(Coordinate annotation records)
┄┄┄┄┄┄┄┄┄┄

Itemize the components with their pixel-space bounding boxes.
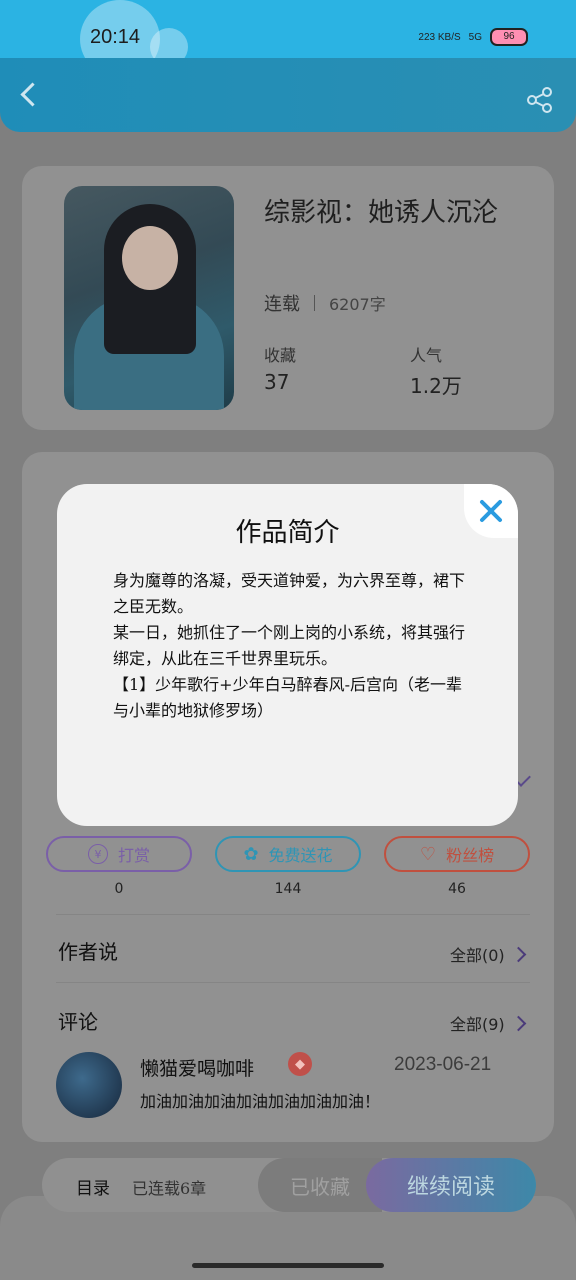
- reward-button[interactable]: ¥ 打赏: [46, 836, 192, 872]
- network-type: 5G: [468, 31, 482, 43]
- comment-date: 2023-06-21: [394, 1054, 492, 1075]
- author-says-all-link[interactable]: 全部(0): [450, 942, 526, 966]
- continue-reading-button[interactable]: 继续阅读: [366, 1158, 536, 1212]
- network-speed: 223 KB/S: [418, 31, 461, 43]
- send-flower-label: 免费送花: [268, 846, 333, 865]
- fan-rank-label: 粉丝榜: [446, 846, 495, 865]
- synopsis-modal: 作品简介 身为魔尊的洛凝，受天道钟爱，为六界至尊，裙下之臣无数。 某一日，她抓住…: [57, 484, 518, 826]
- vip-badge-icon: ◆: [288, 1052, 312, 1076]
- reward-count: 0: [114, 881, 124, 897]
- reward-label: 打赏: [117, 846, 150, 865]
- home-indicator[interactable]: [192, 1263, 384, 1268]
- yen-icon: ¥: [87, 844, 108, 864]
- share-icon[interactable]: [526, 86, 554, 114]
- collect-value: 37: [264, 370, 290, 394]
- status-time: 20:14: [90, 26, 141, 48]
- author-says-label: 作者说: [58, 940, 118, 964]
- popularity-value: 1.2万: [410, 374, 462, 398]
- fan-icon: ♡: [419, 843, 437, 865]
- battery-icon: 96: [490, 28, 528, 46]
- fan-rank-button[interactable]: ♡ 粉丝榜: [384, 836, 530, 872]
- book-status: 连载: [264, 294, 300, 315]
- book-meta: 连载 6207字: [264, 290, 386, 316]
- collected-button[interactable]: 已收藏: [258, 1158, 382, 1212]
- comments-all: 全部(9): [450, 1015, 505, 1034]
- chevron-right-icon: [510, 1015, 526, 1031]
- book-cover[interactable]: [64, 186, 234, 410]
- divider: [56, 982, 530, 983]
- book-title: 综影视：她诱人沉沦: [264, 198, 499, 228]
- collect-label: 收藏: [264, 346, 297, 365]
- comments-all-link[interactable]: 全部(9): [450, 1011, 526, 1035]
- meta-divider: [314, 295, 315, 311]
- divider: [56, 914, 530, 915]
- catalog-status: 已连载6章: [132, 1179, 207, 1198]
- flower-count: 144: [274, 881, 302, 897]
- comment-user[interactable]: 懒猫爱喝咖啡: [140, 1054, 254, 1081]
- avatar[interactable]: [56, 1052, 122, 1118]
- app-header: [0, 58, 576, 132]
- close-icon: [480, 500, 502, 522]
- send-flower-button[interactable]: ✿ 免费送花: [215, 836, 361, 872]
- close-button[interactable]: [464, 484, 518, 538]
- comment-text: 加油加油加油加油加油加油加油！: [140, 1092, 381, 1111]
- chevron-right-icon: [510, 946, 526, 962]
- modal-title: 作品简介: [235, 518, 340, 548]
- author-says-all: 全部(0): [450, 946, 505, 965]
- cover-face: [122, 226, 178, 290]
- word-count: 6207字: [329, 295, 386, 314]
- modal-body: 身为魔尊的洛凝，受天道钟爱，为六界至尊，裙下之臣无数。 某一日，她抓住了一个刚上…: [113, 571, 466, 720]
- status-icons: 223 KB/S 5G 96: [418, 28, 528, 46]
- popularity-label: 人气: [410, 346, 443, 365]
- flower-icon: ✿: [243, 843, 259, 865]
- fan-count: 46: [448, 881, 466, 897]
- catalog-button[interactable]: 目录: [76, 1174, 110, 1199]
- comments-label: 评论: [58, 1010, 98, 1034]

┄┄┄┄┄┄┄┄┄┄

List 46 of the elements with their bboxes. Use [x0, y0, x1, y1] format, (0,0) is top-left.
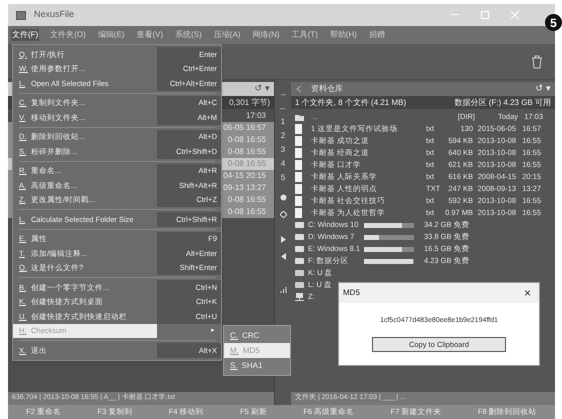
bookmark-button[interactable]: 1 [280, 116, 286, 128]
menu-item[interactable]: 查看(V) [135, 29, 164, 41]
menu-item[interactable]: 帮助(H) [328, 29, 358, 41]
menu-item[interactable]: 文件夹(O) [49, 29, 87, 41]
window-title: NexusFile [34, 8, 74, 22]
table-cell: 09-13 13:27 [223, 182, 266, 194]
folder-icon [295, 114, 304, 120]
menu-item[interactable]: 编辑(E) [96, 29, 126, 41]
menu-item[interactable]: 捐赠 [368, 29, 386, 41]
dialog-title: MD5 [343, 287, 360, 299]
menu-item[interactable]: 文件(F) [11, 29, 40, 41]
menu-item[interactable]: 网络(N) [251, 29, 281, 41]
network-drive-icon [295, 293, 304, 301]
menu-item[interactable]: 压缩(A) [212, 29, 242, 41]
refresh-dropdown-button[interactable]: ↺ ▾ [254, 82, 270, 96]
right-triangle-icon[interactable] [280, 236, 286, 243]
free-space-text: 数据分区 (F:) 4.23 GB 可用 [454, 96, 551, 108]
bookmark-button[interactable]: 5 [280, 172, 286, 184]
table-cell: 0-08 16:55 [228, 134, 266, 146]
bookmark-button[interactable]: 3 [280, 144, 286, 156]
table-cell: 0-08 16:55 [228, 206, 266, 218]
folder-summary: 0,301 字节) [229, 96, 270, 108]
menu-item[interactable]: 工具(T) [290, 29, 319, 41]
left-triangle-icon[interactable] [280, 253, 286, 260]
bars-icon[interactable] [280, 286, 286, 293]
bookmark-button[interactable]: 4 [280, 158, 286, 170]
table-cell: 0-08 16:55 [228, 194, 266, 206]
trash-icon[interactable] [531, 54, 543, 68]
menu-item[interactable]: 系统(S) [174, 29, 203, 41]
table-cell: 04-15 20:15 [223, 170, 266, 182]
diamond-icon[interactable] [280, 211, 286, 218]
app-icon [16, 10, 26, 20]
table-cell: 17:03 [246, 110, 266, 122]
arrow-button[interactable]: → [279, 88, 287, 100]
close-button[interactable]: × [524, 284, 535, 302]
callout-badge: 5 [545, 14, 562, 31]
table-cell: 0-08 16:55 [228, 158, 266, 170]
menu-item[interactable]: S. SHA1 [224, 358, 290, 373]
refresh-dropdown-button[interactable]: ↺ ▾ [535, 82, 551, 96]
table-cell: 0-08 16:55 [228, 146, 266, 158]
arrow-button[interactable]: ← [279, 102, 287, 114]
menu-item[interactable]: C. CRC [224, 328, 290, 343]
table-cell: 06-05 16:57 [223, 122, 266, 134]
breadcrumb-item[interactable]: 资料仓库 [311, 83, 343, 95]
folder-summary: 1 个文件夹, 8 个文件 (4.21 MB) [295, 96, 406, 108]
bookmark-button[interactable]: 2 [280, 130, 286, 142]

┄┄┄┄┄┄┄┄┄┄

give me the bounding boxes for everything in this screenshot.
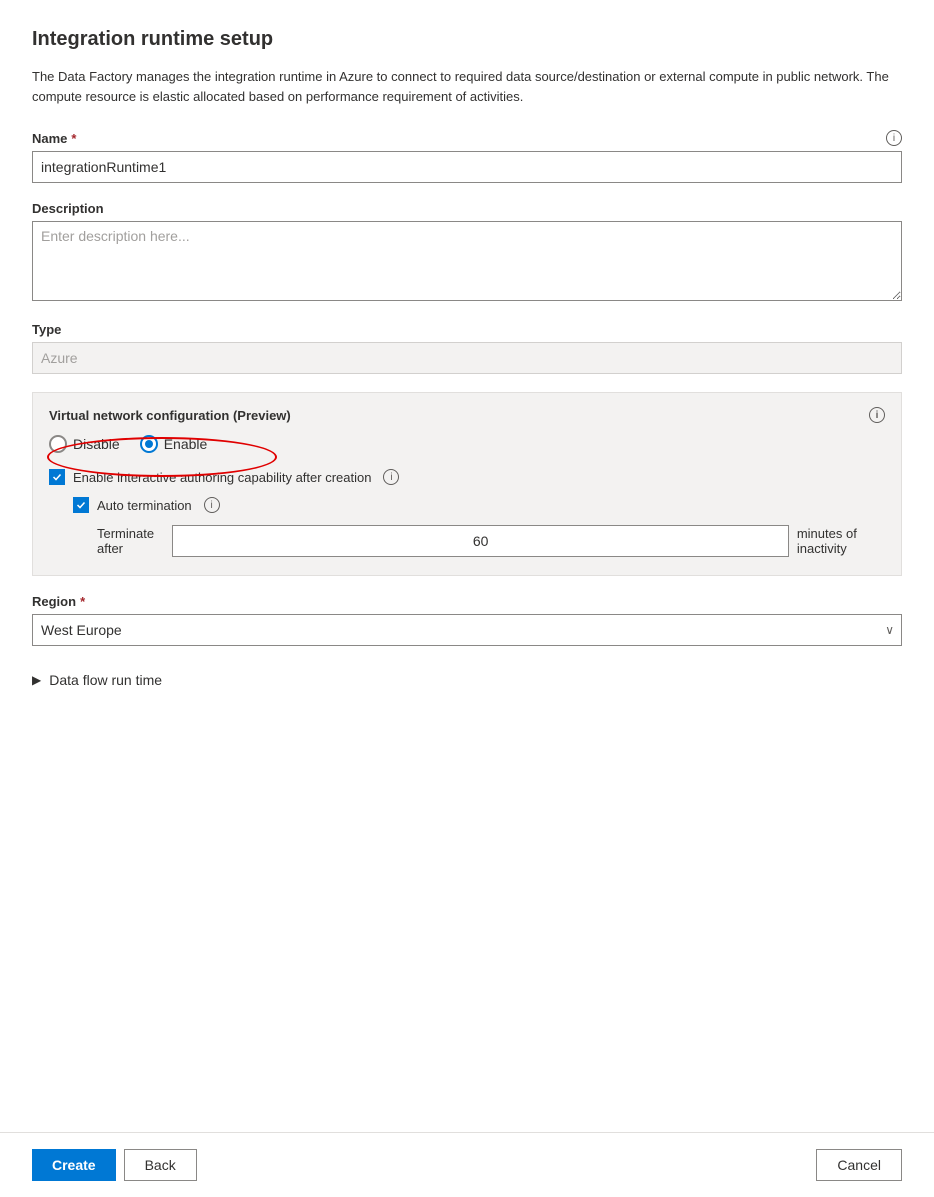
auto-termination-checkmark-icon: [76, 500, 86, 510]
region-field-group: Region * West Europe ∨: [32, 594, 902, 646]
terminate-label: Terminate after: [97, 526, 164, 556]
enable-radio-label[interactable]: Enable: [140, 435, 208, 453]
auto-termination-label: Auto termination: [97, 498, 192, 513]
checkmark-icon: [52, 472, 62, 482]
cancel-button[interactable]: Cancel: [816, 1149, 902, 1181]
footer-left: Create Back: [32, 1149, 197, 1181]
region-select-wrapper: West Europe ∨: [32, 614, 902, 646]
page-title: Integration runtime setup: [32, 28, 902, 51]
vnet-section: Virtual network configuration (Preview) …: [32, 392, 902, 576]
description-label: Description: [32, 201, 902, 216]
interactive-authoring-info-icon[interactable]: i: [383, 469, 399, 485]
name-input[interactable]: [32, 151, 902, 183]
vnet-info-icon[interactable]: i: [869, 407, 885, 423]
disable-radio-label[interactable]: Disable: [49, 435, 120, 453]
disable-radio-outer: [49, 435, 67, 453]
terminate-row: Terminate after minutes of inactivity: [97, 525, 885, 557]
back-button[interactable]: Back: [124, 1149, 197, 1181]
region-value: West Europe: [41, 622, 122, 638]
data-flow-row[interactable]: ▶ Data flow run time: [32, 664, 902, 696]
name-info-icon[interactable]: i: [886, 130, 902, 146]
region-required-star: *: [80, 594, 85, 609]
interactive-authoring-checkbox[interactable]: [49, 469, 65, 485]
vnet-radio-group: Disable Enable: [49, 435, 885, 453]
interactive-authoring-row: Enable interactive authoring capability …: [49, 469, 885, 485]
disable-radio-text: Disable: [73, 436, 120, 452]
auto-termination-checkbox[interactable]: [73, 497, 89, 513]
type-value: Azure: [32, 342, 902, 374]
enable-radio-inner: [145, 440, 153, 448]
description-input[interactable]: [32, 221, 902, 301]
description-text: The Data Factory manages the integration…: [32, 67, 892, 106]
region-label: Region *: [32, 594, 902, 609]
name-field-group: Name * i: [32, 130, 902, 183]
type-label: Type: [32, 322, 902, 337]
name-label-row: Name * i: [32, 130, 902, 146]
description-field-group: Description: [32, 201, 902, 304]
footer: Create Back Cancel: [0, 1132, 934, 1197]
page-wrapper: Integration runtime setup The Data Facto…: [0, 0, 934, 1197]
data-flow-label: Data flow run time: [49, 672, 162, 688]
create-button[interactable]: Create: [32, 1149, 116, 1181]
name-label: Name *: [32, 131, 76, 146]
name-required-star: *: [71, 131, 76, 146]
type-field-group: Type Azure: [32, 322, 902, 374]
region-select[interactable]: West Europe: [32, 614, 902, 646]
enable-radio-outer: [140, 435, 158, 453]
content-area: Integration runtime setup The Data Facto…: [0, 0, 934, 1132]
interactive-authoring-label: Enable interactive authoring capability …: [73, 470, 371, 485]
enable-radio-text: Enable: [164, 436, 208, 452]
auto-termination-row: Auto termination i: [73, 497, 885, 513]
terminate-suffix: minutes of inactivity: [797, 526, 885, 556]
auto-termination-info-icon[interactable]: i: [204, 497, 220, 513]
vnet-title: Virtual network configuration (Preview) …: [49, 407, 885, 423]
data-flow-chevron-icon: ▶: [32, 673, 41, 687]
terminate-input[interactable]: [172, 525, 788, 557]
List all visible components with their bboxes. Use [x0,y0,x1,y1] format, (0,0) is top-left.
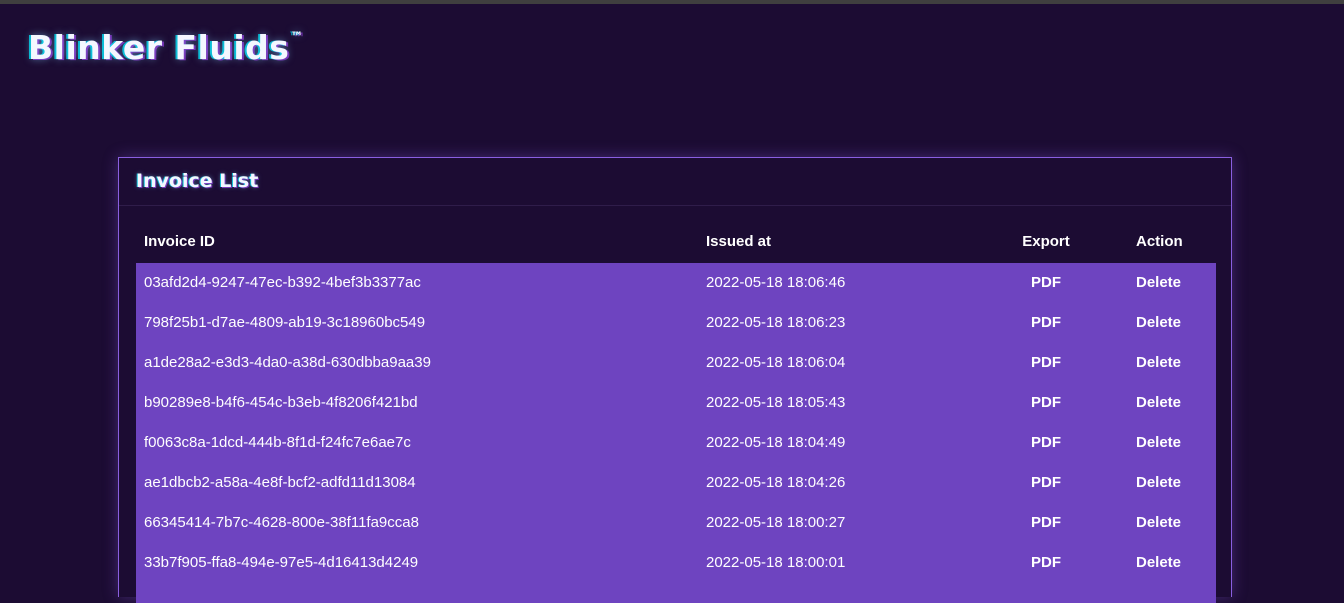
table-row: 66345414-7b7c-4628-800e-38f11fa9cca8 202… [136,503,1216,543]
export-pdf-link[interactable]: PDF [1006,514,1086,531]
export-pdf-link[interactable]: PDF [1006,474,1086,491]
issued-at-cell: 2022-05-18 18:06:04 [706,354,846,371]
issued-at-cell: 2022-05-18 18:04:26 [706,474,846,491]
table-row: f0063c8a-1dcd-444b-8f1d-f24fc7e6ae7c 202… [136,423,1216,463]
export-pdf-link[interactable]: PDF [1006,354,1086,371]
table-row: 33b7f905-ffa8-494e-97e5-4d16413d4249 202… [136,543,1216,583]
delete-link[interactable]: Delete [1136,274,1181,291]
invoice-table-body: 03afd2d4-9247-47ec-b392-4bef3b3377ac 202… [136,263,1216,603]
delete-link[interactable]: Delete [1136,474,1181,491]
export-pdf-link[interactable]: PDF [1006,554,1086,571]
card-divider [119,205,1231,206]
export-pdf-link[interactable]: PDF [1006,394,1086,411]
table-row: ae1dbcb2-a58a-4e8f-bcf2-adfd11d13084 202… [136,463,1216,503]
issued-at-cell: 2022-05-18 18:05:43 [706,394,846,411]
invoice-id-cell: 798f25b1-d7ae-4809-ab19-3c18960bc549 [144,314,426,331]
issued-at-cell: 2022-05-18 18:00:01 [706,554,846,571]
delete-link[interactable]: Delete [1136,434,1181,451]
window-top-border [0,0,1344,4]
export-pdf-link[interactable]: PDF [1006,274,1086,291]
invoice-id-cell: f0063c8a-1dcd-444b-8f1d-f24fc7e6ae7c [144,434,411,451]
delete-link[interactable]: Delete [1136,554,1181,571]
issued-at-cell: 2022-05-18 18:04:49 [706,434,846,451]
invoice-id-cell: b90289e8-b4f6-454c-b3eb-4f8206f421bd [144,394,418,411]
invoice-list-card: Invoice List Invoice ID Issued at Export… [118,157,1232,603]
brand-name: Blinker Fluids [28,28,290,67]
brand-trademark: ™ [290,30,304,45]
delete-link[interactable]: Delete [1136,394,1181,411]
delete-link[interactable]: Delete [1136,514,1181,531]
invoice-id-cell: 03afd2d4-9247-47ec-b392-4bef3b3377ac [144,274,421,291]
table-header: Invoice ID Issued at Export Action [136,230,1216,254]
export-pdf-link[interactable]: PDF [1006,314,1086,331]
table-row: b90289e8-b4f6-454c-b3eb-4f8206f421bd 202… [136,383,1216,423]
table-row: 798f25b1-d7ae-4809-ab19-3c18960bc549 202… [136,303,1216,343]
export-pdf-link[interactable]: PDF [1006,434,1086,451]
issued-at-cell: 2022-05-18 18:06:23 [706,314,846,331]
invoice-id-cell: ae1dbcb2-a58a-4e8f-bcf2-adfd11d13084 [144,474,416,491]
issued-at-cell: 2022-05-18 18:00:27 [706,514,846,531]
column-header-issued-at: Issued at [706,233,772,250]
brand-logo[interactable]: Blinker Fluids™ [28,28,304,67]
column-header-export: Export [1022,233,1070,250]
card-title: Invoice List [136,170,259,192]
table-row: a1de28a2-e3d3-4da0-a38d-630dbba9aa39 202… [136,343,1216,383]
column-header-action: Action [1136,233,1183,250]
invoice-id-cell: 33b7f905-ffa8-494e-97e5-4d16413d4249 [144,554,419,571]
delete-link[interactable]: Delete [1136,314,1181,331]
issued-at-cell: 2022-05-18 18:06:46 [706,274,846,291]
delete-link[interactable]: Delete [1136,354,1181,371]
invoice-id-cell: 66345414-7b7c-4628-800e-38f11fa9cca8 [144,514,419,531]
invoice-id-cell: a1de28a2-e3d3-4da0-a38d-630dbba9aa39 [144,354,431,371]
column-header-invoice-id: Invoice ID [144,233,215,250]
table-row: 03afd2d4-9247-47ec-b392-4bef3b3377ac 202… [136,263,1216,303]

┄┄┄┄┄┄┄┄┄┄

* **Work to do**
Copy out, unchanged, every line from the one containing "- reward-button[interactable]: ¥" through the one containing "- comment-user[interactable]: 懒猫爱喝咖啡: [140, 1054, 254, 1081]", including both of those lines.

* **Answer for this exercise**
- reward-button[interactable]: ¥ 打赏: [46, 836, 192, 872]
- network-type: 5G: [468, 31, 482, 43]
- comment-date: 2023-06-21: [394, 1054, 492, 1075]
- author-says-all-link[interactable]: 全部(0): [450, 942, 526, 966]
- continue-reading-button[interactable]: 继续阅读: [366, 1158, 536, 1212]
- network-speed: 223 KB/S: [418, 31, 461, 43]
- send-flower-label: 免费送花: [268, 846, 333, 865]
- fan-rank-label: 粉丝榜: [446, 846, 495, 865]
- synopsis-modal: 作品简介 身为魔尊的洛凝，受天道钟爱，为六界至尊，裙下之臣无数。 某一日，她抓住…: [57, 484, 518, 826]
- vip-badge-icon: ◆: [288, 1052, 312, 1076]
- reward-count: 0: [114, 881, 124, 897]
- reward-label: 打赏: [117, 846, 150, 865]
- home-indicator[interactable]: [192, 1263, 384, 1268]
- yen-icon: ¥: [87, 844, 108, 864]
- share-icon[interactable]: [526, 86, 554, 114]
- collect-value: 37: [264, 370, 290, 394]
- status-time: 20:14: [90, 26, 141, 48]
- author-says-label: 作者说: [58, 940, 118, 964]
- popularity-value: 1.2万: [410, 374, 462, 398]
- fan-icon: ♡: [419, 843, 437, 865]
- battery-icon: 96: [490, 28, 528, 46]
- fan-rank-button[interactable]: ♡ 粉丝榜: [384, 836, 530, 872]
- book-status: 连载: [264, 294, 300, 315]
- book-meta: 连载 6207字: [264, 290, 386, 316]
- collected-button[interactable]: 已收藏: [258, 1158, 382, 1212]
- comments-all: 全部(9): [450, 1015, 505, 1034]
- chevron-right-icon: [510, 1015, 526, 1031]
- book-cover[interactable]: [64, 186, 234, 410]
- divider: [56, 982, 530, 983]
- book-title: 综影视：她诱人沉沦: [264, 198, 499, 228]
- collect-label: 收藏: [264, 346, 297, 365]
- comments-all-link[interactable]: 全部(9): [450, 1011, 526, 1035]
- meta-divider: [314, 295, 315, 311]
- divider: [56, 914, 530, 915]
- catalog-status: 已连载6章: [132, 1179, 207, 1198]
- flower-count: 144: [274, 881, 302, 897]
- comment-user[interactable]: 懒猫爱喝咖啡: [140, 1054, 254, 1081]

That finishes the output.